=== Data listing ===
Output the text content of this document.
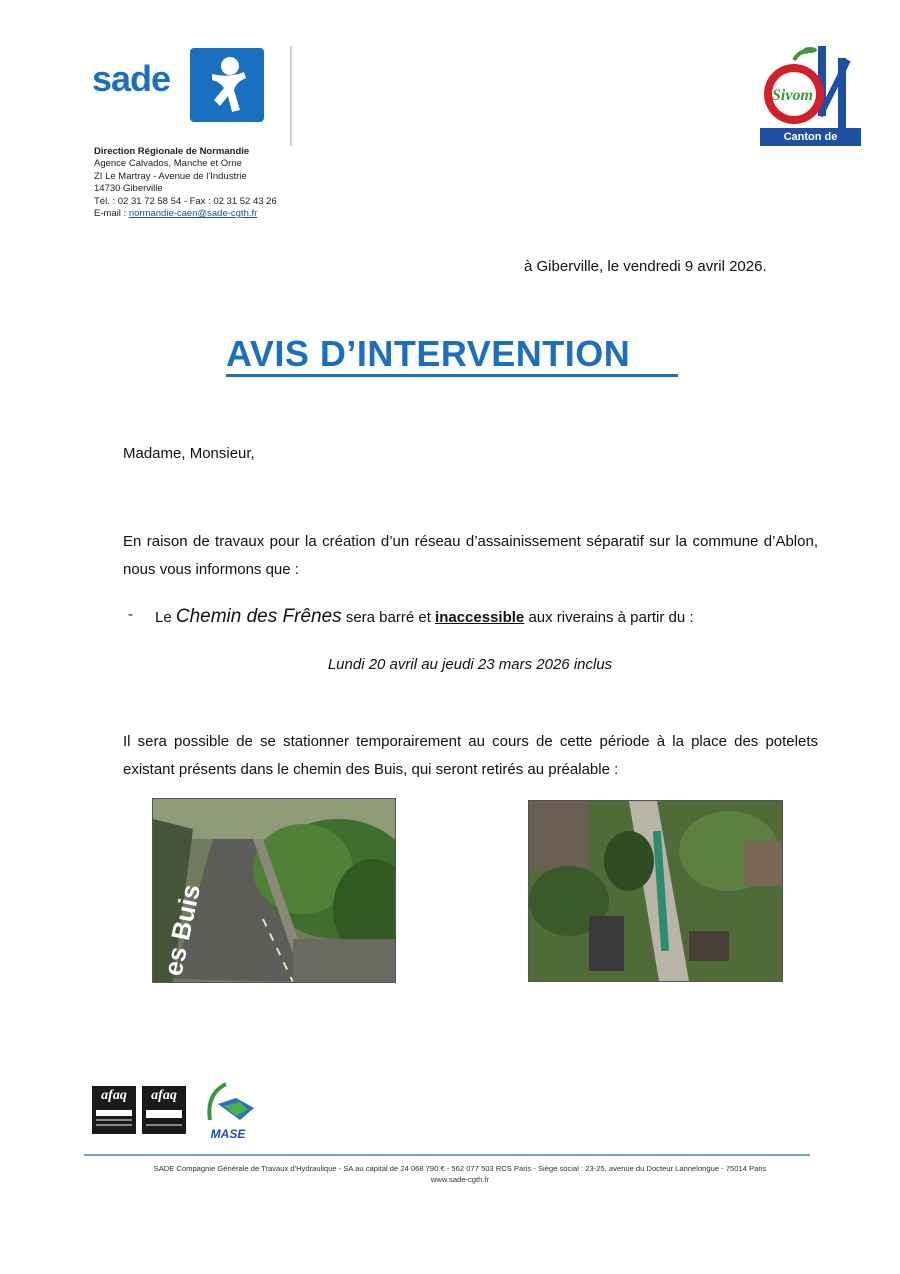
sade
Direction Régionale de Normandie
Agence Calvados, Manche et Orne
ZI Le Martray - Avenue de l'Industrie
14730 Giberville
Tél. : 02 31 72 58 54 - Fax : 02 31 52 43 26
E-mail : normandie-caen@sade-cgth.fr
Sivom
Canton de Honfleur
à Giberville, le vendredi 9 avril 2026.
AVIS D’INTERVENTION
Madame, Monsieur,
En raison de travaux pour la création d’un réseau d’assainissement séparatif sur la commune d’Ablon, nous vous informons que :
- Le Chemin des Frênes sera barré et inaccessible aux riverains à partir du :
Lundi 20 avril au jeudi 23 mars 2026 inclus
Il sera possible de se stationner temporairement au cours de cette période à la place des potelets existant présents dans le chemin des Buis, qui seront retirés au préalable :
es Buis
afaq	afaq
MASE
SADE Compagnie Générale de Travaux d'Hydraulique - SA au capital de 24 068 790 € - 562 077 503 RCS Paris - Siège social : 23-25, avenue du Docteur Lannelongue - 75014 Paris
www.sade-cgth.fr
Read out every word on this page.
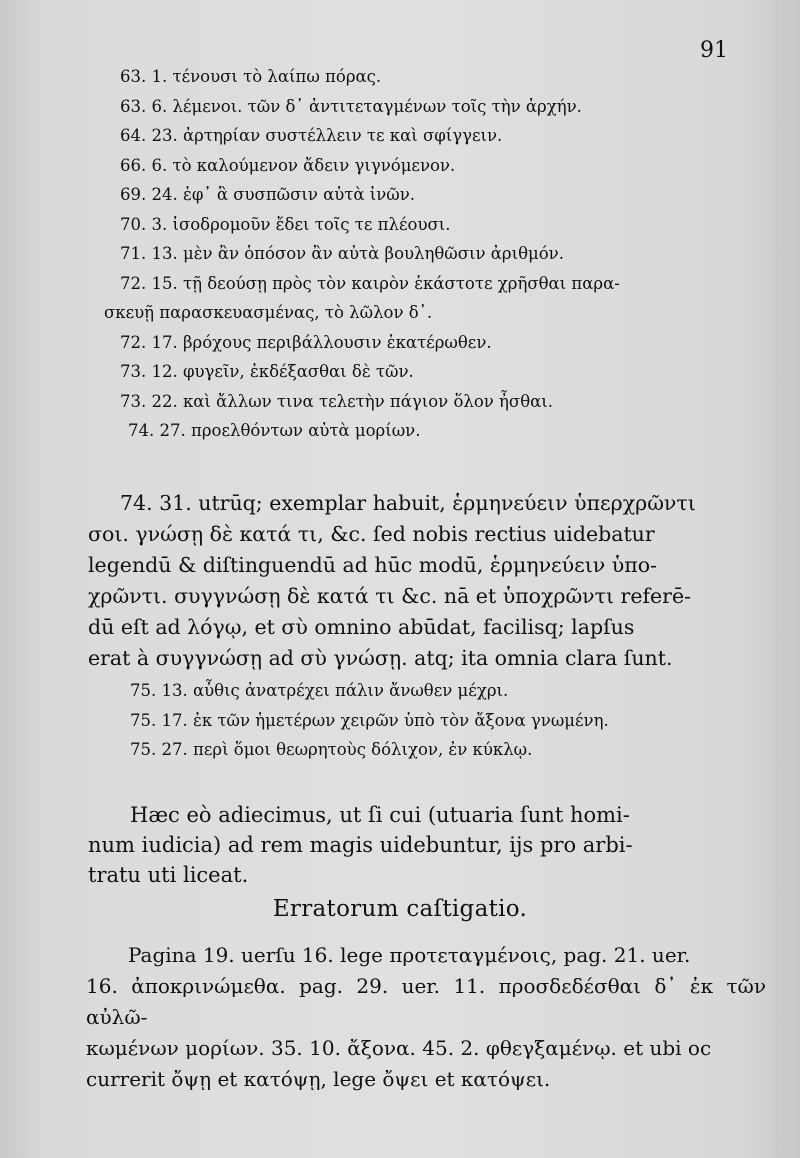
91
63. 1. τένουσι τὸ λαίπω πόρας.
63. 6. λέμενοι. τῶν δ᾽ ἀντιτεταγμένων τοῖς τὴν ἀρχήν.
64. 23. ἀρτηρίαν συστέλλειν τε καὶ σφίγγειν.
66. 6. τὸ καλούμενον ἄδειν γιγνόμενον.
69. 24. ἐφ᾽ ἃ συσπῶσιν αὐτὰ ἰνῶν.
70. 3. ἰσοδρομοῦν ἔδει τοῖς τε πλέουσι.
71. 13. μὲν ἂν ὁπόσον ἂν αὐτὰ βουληθῶσιν ἀριθμόν.
72. 15. τῇ δεούσῃ πρὸς τὸν καιρὸν ἑκάστοτε χρῆσθαι παρα-
σκευῇ παρασκευασμένας, τὸ λῶλον δ᾽.
72. 17. βρόχους περιβάλλουσιν ἑκατέρωθεν.
73. 12. φυγεῖν, ἐκδέξασθαι δὲ τῶν.
73. 22. καὶ ἄλλων τινα τελετὴν πάγιον ὅλον ἦσθαι.
74. 27. προελθόντων αὐτὰ μορίων.
74. 31. utrūq; exemplar habuit, ἑρμηνεύειν ὑπερχρῶντι
σοι. γνώσῃ δὲ κατά τι, &c. ſed nobis rectius uidebatur
legendū & diſtinguendū ad hūc modū, ἑρμηνεύειν ὑπο-
χρῶντι. συγγνώσῃ δὲ κατά τι &c. nā et ὑποχρῶντι referē-
dū eſt ad λόγῳ, et σὺ omnino abūdat, facilisq; lapſus
erat à συγγνώσῃ ad σὺ γνώσῃ. atq; ita omnia clara ſunt.
75. 13. αὖθις ἀνατρέχει πάλιν ἄνωθεν μέχρι.
75. 17. ἐκ τῶν ἡμετέρων χειρῶν ὑπὸ τὸν ἄξονα γνωμένη.
75. 27. περὶ ὅμοι θεωρητοὺς δόλιχον, ἐν κύκλῳ.
Hæc eò adiecimus, ut ſi cui (utuaria ſunt homi-
num iudicia) ad rem magis uidebuntur, ijs pro arbi-
tratu uti liceat.
Erratorum caſtigatio.
Pagina 19. uerſu 16. lege προτεταγμένοις, pag. 21. uer.
16. ἀποκρινώμεθα. pag. 29. uer. 11. προσδεδέσθαι δ᾽ ἐκ τῶν αὐλῶ-
κωμένων μορίων. 35. 10. ἄξονα. 45. 2. φθεγξαμένῳ. et ubi oc
currerit ὄψῃ et κατόψῃ, lege ὄψει et κατόψει.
===
## Exercise instructions
Copy everything in the records above except the pictures, exactly as written.

## Finished exercise
Output the text content of this document.
sade
Direction Régionale de Normandie
Agence Calvados, Manche et Orne
ZI Le Martray - Avenue de l'Industrie
14730 Giberville
Tél. : 02 31 72 58 54 - Fax : 02 31 52 43 26
E-mail : normandie-caen@sade-cgth.fr
Sivom
Canton de Honfleur
à Giberville, le vendredi 9 avril 2026.
AVIS D’INTERVENTION
Madame, Monsieur,
En raison de travaux pour la création d’un réseau d’assainissement séparatif sur la commune d’Ablon, nous vous informons que :
- Le Chemin des Frênes sera barré et inaccessible aux riverains à partir du :
Lundi 20 avril au jeudi 23 mars 2026 inclus
Il sera possible de se stationner temporairement au cours de cette période à la place des potelets existant présents dans le chemin des Buis, qui seront retirés au préalable :
es Buis
afaq	afaq
MASE
SADE Compagnie Générale de Travaux d'Hydraulique - SA au capital de 24 068 790 € - 562 077 503 RCS Paris - Siège social : 23-25, avenue du Docteur Lannelongue - 75014 Paris
www.sade-cgth.fr
Read out every word on this page.
91
63. 1. τένουσι τὸ λαίπω πόρας.
63. 6. λέμενοι. τῶν δ᾽ ἀντιτεταγμένων τοῖς τὴν ἀρχήν.
64. 23. ἀρτηρίαν συστέλλειν τε καὶ σφίγγειν.
66. 6. τὸ καλούμενον ἄδειν γιγνόμενον.
69. 24. ἐφ᾽ ἃ συσπῶσιν αὐτὰ ἰνῶν.
70. 3. ἰσοδρομοῦν ἔδει τοῖς τε πλέουσι.
71. 13. μὲν ἂν ὁπόσον ἂν αὐτὰ βουληθῶσιν ἀριθμόν.
72. 15. τῇ δεούσῃ πρὸς τὸν καιρὸν ἑκάστοτε χρῆσθαι παρα-
σκευῇ παρασκευασμένας, τὸ λῶλον δ᾽.
72. 17. βρόχους περιβάλλουσιν ἑκατέρωθεν.
73. 12. φυγεῖν, ἐκδέξασθαι δὲ τῶν.
73. 22. καὶ ἄλλων τινα τελετὴν πάγιον ὅλον ἦσθαι.
74. 27. προελθόντων αὐτὰ μορίων.
74. 31. utrūq; exemplar habuit, ἑρμηνεύειν ὑπερχρῶντι
σοι. γνώσῃ δὲ κατά τι, &c. ſed nobis rectius uidebatur
legendū & diſtinguendū ad hūc modū, ἑρμηνεύειν ὑπο-
χρῶντι. συγγνώσῃ δὲ κατά τι &c. nā et ὑποχρῶντι referē-
dū eſt ad λόγῳ, et σὺ omnino abūdat, facilisq; lapſus
erat à συγγνώσῃ ad σὺ γνώσῃ. atq; ita omnia clara ſunt.
75. 13. αὖθις ἀνατρέχει πάλιν ἄνωθεν μέχρι.
75. 17. ἐκ τῶν ἡμετέρων χειρῶν ὑπὸ τὸν ἄξονα γνωμένη.
75. 27. περὶ ὅμοι θεωρητοὺς δόλιχον, ἐν κύκλῳ.
Hæc eò adiecimus, ut ſi cui (utuaria ſunt homi-
num iudicia) ad rem magis uidebuntur, ijs pro arbi-
tratu uti liceat.
Erratorum caſtigatio.
Pagina 19. uerſu 16. lege προτεταγμένοις, pag. 21. uer.
16. ἀποκρινώμεθα. pag. 29. uer. 11. προσδεδέσθαι δ᾽ ἐκ τῶν αὐλῶ-
κωμένων μορίων. 35. 10. ἄξονα. 45. 2. φθεγξαμένῳ. et ubi oc
currerit ὄψῃ et κατόψῃ, lege ὄψει et κατόψει.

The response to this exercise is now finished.